**Job:**
Here are some records; quote them exactly, leaving out the pictures.
........
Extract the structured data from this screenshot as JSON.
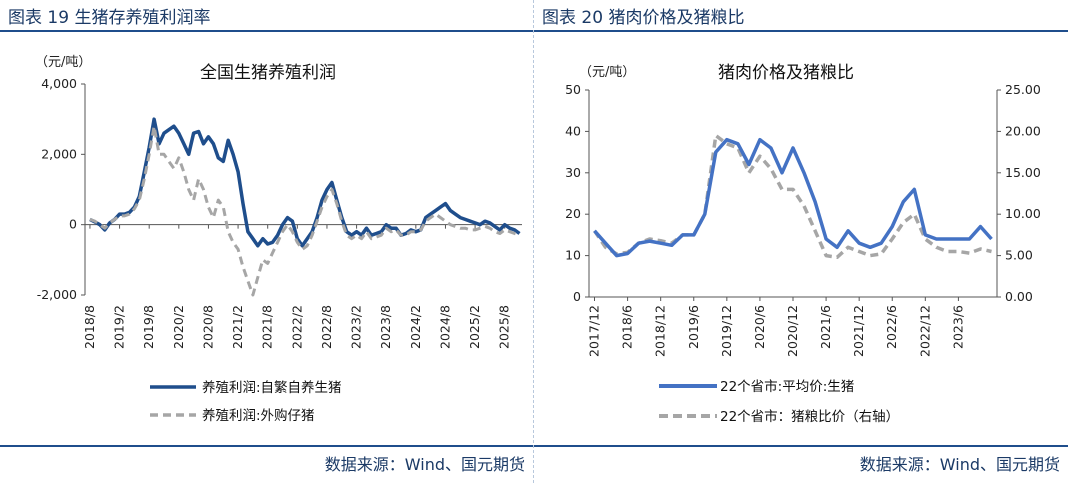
{
  "left_panel": {
    "figure_title": "图表 19 生猪存养殖利润率",
    "source": "数据来源：Wind、国元期货"
  },
  "right_panel": {
    "figure_title": "图表 20 猪肉价格及猪粮比",
    "source": "数据来源：Wind、国元期货"
  },
  "colors": {
    "dark_blue": "#1f4e8c",
    "mid_blue": "#4472c4",
    "gray": "#a6a6a6",
    "rule": "#1f4e8c"
  },
  "chart_data": [
    {
      "type": "line",
      "title": "全国生猪养殖利润",
      "unit_label": "（元/吨）",
      "ylim": [
        -2000,
        4000
      ],
      "y_ticks": [
        "4,000",
        "2,000",
        "0",
        "-2,000"
      ],
      "y_tick_values": [
        4000,
        2000,
        0,
        -2000
      ],
      "x_ticks": [
        "2018/8",
        "2019/2",
        "2019/8",
        "2020/2",
        "2020/8",
        "2021/2",
        "2021/8",
        "2022/2",
        "2022/8",
        "2023/2",
        "2023/8",
        "2024/2",
        "2024/8",
        "2025/2",
        "2025/8"
      ],
      "x": [
        "2018-08",
        "2018-09",
        "2018-10",
        "2018-11",
        "2018-12",
        "2019-01",
        "2019-02",
        "2019-03",
        "2019-04",
        "2019-05",
        "2019-06",
        "2019-07",
        "2019-08",
        "2019-09",
        "2019-10",
        "2019-11",
        "2019-12",
        "2020-01",
        "2020-02",
        "2020-03",
        "2020-04",
        "2020-05",
        "2020-06",
        "2020-07",
        "2020-08",
        "2020-09",
        "2020-10",
        "2020-11",
        "2020-12",
        "2021-01",
        "2021-02",
        "2021-03",
        "2021-04",
        "2021-05",
        "2021-06",
        "2021-07",
        "2021-08",
        "2021-09",
        "2021-10",
        "2021-11",
        "2021-12",
        "2022-01",
        "2022-02",
        "2022-03",
        "2022-04",
        "2022-05",
        "2022-06",
        "2022-07",
        "2022-08",
        "2022-09",
        "2022-10",
        "2022-11",
        "2022-12",
        "2023-01",
        "2023-02",
        "2023-03",
        "2023-04",
        "2023-05",
        "2023-06",
        "2023-07",
        "2023-08",
        "2023-09",
        "2023-10",
        "2023-11",
        "2023-12",
        "2024-01",
        "2024-02",
        "2024-03",
        "2024-04",
        "2024-05",
        "2024-06",
        "2024-07",
        "2024-08",
        "2024-09",
        "2024-10",
        "2024-11",
        "2024-12",
        "2025-01",
        "2025-02",
        "2025-03",
        "2025-04",
        "2025-05",
        "2025-06",
        "2025-07",
        "2025-08",
        "2025-09",
        "2025-10",
        "2025-11"
      ],
      "series": [
        {
          "name": "养殖利润:自繁自养生猪",
          "color": "#1f4e8c",
          "dash": "solid",
          "values": [
            150,
            80,
            0,
            -150,
            50,
            150,
            300,
            300,
            350,
            500,
            800,
            1500,
            2200,
            3000,
            2300,
            2600,
            2700,
            2800,
            2600,
            2300,
            2000,
            2600,
            2650,
            2300,
            2500,
            2300,
            1900,
            1800,
            2400,
            2000,
            1500,
            600,
            -200,
            -400,
            -600,
            -400,
            -550,
            -500,
            -300,
            0,
            200,
            100,
            -400,
            -600,
            -400,
            -200,
            200,
            700,
            1000,
            1200,
            700,
            200,
            -200,
            -300,
            -200,
            -300,
            -100,
            -300,
            -250,
            -200,
            0,
            -100,
            -100,
            -300,
            -250,
            -150,
            -200,
            -150,
            200,
            300,
            400,
            500,
            600,
            400,
            300,
            200,
            150,
            100,
            50,
            0,
            100,
            50,
            -50,
            -150,
            0,
            -100,
            -150,
            -250
          ]
        },
        {
          "name": "养殖利润:外购仔猪",
          "color": "#a6a6a6",
          "dash": "dash",
          "values": [
            150,
            100,
            0,
            -100,
            50,
            150,
            250,
            250,
            300,
            450,
            700,
            1300,
            2000,
            2800,
            2000,
            2000,
            1800,
            1600,
            1900,
            1500,
            1000,
            700,
            1300,
            1000,
            500,
            200,
            700,
            500,
            -200,
            -500,
            -700,
            -1200,
            -1600,
            -2000,
            -1500,
            -1000,
            -1100,
            -800,
            -500,
            -200,
            0,
            -200,
            -500,
            -700,
            -600,
            -300,
            100,
            500,
            800,
            1000,
            600,
            100,
            -300,
            -400,
            -300,
            -400,
            -200,
            -400,
            -350,
            -300,
            -100,
            -200,
            -150,
            -300,
            -300,
            -200,
            -200,
            -150,
            100,
            200,
            300,
            200,
            100,
            0,
            -50,
            -100,
            -100,
            -150,
            -150,
            -100,
            -50,
            -100,
            -200,
            -250,
            -150,
            -200,
            -250,
            -300
          ]
        }
      ]
    },
    {
      "type": "line",
      "title": "猪肉价格及猪粮比",
      "unit_label": "（元/吨）",
      "ylim": [
        0,
        50
      ],
      "y2lim": [
        0,
        25
      ],
      "y_ticks": [
        "50",
        "40",
        "30",
        "20",
        "10",
        "0"
      ],
      "y_tick_values": [
        50,
        40,
        30,
        20,
        10,
        0
      ],
      "y2_ticks": [
        "25.00",
        "20.00",
        "15.00",
        "10.00",
        "5.00",
        "0.00"
      ],
      "y2_tick_values": [
        25,
        20,
        15,
        10,
        5,
        0
      ],
      "x_ticks": [
        "2017/12",
        "2018/6",
        "2018/12",
        "2019/6",
        "2019/12",
        "2020/6",
        "2020/12",
        "2021/6",
        "2021/12",
        "2022/6",
        "2022/12",
        "2023/6"
      ],
      "x": [
        "2017-12",
        "2018-02",
        "2018-04",
        "2018-06",
        "2018-08",
        "2018-10",
        "2018-12",
        "2019-02",
        "2019-04",
        "2019-06",
        "2019-08",
        "2019-10",
        "2019-12",
        "2020-02",
        "2020-04",
        "2020-06",
        "2020-08",
        "2020-10",
        "2020-12",
        "2021-02",
        "2021-04",
        "2021-06",
        "2021-08",
        "2021-10",
        "2021-12",
        "2022-02",
        "2022-04",
        "2022-06",
        "2022-08",
        "2022-10",
        "2022-12",
        "2023-02",
        "2023-04",
        "2023-06",
        "2023-08",
        "2023-10",
        "2023-12"
      ],
      "series": [
        {
          "name": "22个省市:平均价:生猪",
          "axis": "left",
          "color": "#4472c4",
          "dash": "solid",
          "values": [
            16,
            13,
            10,
            10.5,
            13,
            13.5,
            13,
            12.5,
            15,
            15,
            20,
            35,
            38,
            37,
            32,
            38,
            36,
            30,
            36,
            30,
            23,
            14,
            12,
            16,
            13,
            12,
            13,
            17,
            23,
            26,
            15,
            14,
            14,
            14,
            14,
            17,
            14
          ]
        },
        {
          "name": "22个省市：猪粮比价（右轴）",
          "axis": "right",
          "color": "#a6a6a6",
          "dash": "dash",
          "values": [
            8,
            6,
            5.2,
            5.4,
            6.5,
            7,
            6.8,
            6.5,
            7.5,
            7.5,
            10,
            19.5,
            18.5,
            18,
            15,
            17,
            15.5,
            13,
            13,
            11,
            8,
            5,
            4.8,
            6,
            5.5,
            5,
            5.2,
            7,
            9,
            10,
            7,
            6,
            5.5,
            5.5,
            5.3,
            5.8,
            5.5
          ]
        }
      ]
    }
  ]
}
........
**Solved exercise:**
Extract the structured data from this screenshot as JSON.
{
  "left_panel": {
    "figure_title": "图表 19 生猪存养殖利润率",
    "source": "数据来源：Wind、国元期货"
  },
  "right_panel": {
    "figure_title": "图表 20 猪肉价格及猪粮比",
    "source": "数据来源：Wind、国元期货"
  },
  "colors": {
    "dark_blue": "#1f4e8c",
    "mid_blue": "#4472c4",
    "gray": "#a6a6a6",
    "rule": "#1f4e8c"
  },
  "chart_data": [
    {
      "type": "line",
      "title": "全国生猪养殖利润",
      "unit_label": "（元/吨）",
      "ylim": [
        -2000,
        4000
      ],
      "y_ticks": [
        "4,000",
        "2,000",
        "0",
        "-2,000"
      ],
      "y_tick_values": [
        4000,
        2000,
        0,
        -2000
      ],
      "x_ticks": [
        "2018/8",
        "2019/2",
        "2019/8",
        "2020/2",
        "2020/8",
        "2021/2",
        "2021/8",
        "2022/2",
        "2022/8",
        "2023/2",
        "2023/8",
        "2024/2",
        "2024/8",
        "2025/2",
        "2025/8"
      ],
      "x": [
        "2018-08",
        "2018-09",
        "2018-10",
        "2018-11",
        "2018-12",
        "2019-01",
        "2019-02",
        "2019-03",
        "2019-04",
        "2019-05",
        "2019-06",
        "2019-07",
        "2019-08",
        "2019-09",
        "2019-10",
        "2019-11",
        "2019-12",
        "2020-01",
        "2020-02",
        "2020-03",
        "2020-04",
        "2020-05",
        "2020-06",
        "2020-07",
        "2020-08",
        "2020-09",
        "2020-10",
        "2020-11",
        "2020-12",
        "2021-01",
        "2021-02",
        "2021-03",
        "2021-04",
        "2021-05",
        "2021-06",
        "2021-07",
        "2021-08",
        "2021-09",
        "2021-10",
        "2021-11",
        "2021-12",
        "2022-01",
        "2022-02",
        "2022-03",
        "2022-04",
        "2022-05",
        "2022-06",
        "2022-07",
        "2022-08",
        "2022-09",
        "2022-10",
        "2022-11",
        "2022-12",
        "2023-01",
        "2023-02",
        "2023-03",
        "2023-04",
        "2023-05",
        "2023-06",
        "2023-07",
        "2023-08",
        "2023-09",
        "2023-10",
        "2023-11",
        "2023-12",
        "2024-01",
        "2024-02",
        "2024-03",
        "2024-04",
        "2024-05",
        "2024-06",
        "2024-07",
        "2024-08",
        "2024-09",
        "2024-10",
        "2024-11",
        "2024-12",
        "2025-01",
        "2025-02",
        "2025-03",
        "2025-04",
        "2025-05",
        "2025-06",
        "2025-07",
        "2025-08",
        "2025-09",
        "2025-10",
        "2025-11"
      ],
      "series": [
        {
          "name": "养殖利润:自繁自养生猪",
          "color": "#1f4e8c",
          "dash": "solid",
          "values": [
            150,
            80,
            0,
            -150,
            50,
            150,
            300,
            300,
            350,
            500,
            800,
            1500,
            2200,
            3000,
            2300,
            2600,
            2700,
            2800,
            2600,
            2300,
            2000,
            2600,
            2650,
            2300,
            2500,
            2300,
            1900,
            1800,
            2400,
            2000,
            1500,
            600,
            -200,
            -400,
            -600,
            -400,
            -550,
            -500,
            -300,
            0,
            200,
            100,
            -400,
            -600,
            -400,
            -200,
            200,
            700,
            1000,
            1200,
            700,
            200,
            -200,
            -300,
            -200,
            -300,
            -100,
            -300,
            -250,
            -200,
            0,
            -100,
            -100,
            -300,
            -250,
            -150,
            -200,
            -150,
            200,
            300,
            400,
            500,
            600,
            400,
            300,
            200,
            150,
            100,
            50,
            0,
            100,
            50,
            -50,
            -150,
            0,
            -100,
            -150,
            -250
          ]
        },
        {
          "name": "养殖利润:外购仔猪",
          "color": "#a6a6a6",
          "dash": "dash",
          "values": [
            150,
            100,
            0,
            -100,
            50,
            150,
            250,
            250,
            300,
            450,
            700,
            1300,
            2000,
            2800,
            2000,
            2000,
            1800,
            1600,
            1900,
            1500,
            1000,
            700,
            1300,
            1000,
            500,
            200,
            700,
            500,
            -200,
            -500,
            -700,
            -1200,
            -1600,
            -2000,
            -1500,
            -1000,
            -1100,
            -800,
            -500,
            -200,
            0,
            -200,
            -500,
            -700,
            -600,
            -300,
            100,
            500,
            800,
            1000,
            600,
            100,
            -300,
            -400,
            -300,
            -400,
            -200,
            -400,
            -350,
            -300,
            -100,
            -200,
            -150,
            -300,
            -300,
            -200,
            -200,
            -150,
            100,
            200,
            300,
            200,
            100,
            0,
            -50,
            -100,
            -100,
            -150,
            -150,
            -100,
            -50,
            -100,
            -200,
            -250,
            -150,
            -200,
            -250,
            -300
          ]
        }
      ]
    },
    {
      "type": "line",
      "title": "猪肉价格及猪粮比",
      "unit_label": "（元/吨）",
      "ylim": [
        0,
        50
      ],
      "y2lim": [
        0,
        25
      ],
      "y_ticks": [
        "50",
        "40",
        "30",
        "20",
        "10",
        "0"
      ],
      "y_tick_values": [
        50,
        40,
        30,
        20,
        10,
        0
      ],
      "y2_ticks": [
        "25.00",
        "20.00",
        "15.00",
        "10.00",
        "5.00",
        "0.00"
      ],
      "y2_tick_values": [
        25,
        20,
        15,
        10,
        5,
        0
      ],
      "x_ticks": [
        "2017/12",
        "2018/6",
        "2018/12",
        "2019/6",
        "2019/12",
        "2020/6",
        "2020/12",
        "2021/6",
        "2021/12",
        "2022/6",
        "2022/12",
        "2023/6"
      ],
      "x": [
        "2017-12",
        "2018-02",
        "2018-04",
        "2018-06",
        "2018-08",
        "2018-10",
        "2018-12",
        "2019-02",
        "2019-04",
        "2019-06",
        "2019-08",
        "2019-10",
        "2019-12",
        "2020-02",
        "2020-04",
        "2020-06",
        "2020-08",
        "2020-10",
        "2020-12",
        "2021-02",
        "2021-04",
        "2021-06",
        "2021-08",
        "2021-10",
        "2021-12",
        "2022-02",
        "2022-04",
        "2022-06",
        "2022-08",
        "2022-10",
        "2022-12",
        "2023-02",
        "2023-04",
        "2023-06",
        "2023-08",
        "2023-10",
        "2023-12"
      ],
      "series": [
        {
          "name": "22个省市:平均价:生猪",
          "axis": "left",
          "color": "#4472c4",
          "dash": "solid",
          "values": [
            16,
            13,
            10,
            10.5,
            13,
            13.5,
            13,
            12.5,
            15,
            15,
            20,
            35,
            38,
            37,
            32,
            38,
            36,
            30,
            36,
            30,
            23,
            14,
            12,
            16,
            13,
            12,
            13,
            17,
            23,
            26,
            15,
            14,
            14,
            14,
            14,
            17,
            14
          ]
        },
        {
          "name": "22个省市：猪粮比价（右轴）",
          "axis": "right",
          "color": "#a6a6a6",
          "dash": "dash",
          "values": [
            8,
            6,
            5.2,
            5.4,
            6.5,
            7,
            6.8,
            6.5,
            7.5,
            7.5,
            10,
            19.5,
            18.5,
            18,
            15,
            17,
            15.5,
            13,
            13,
            11,
            8,
            5,
            4.8,
            6,
            5.5,
            5,
            5.2,
            7,
            9,
            10,
            7,
            6,
            5.5,
            5.5,
            5.3,
            5.8,
            5.5
          ]
        }
      ]
    }
  ]
}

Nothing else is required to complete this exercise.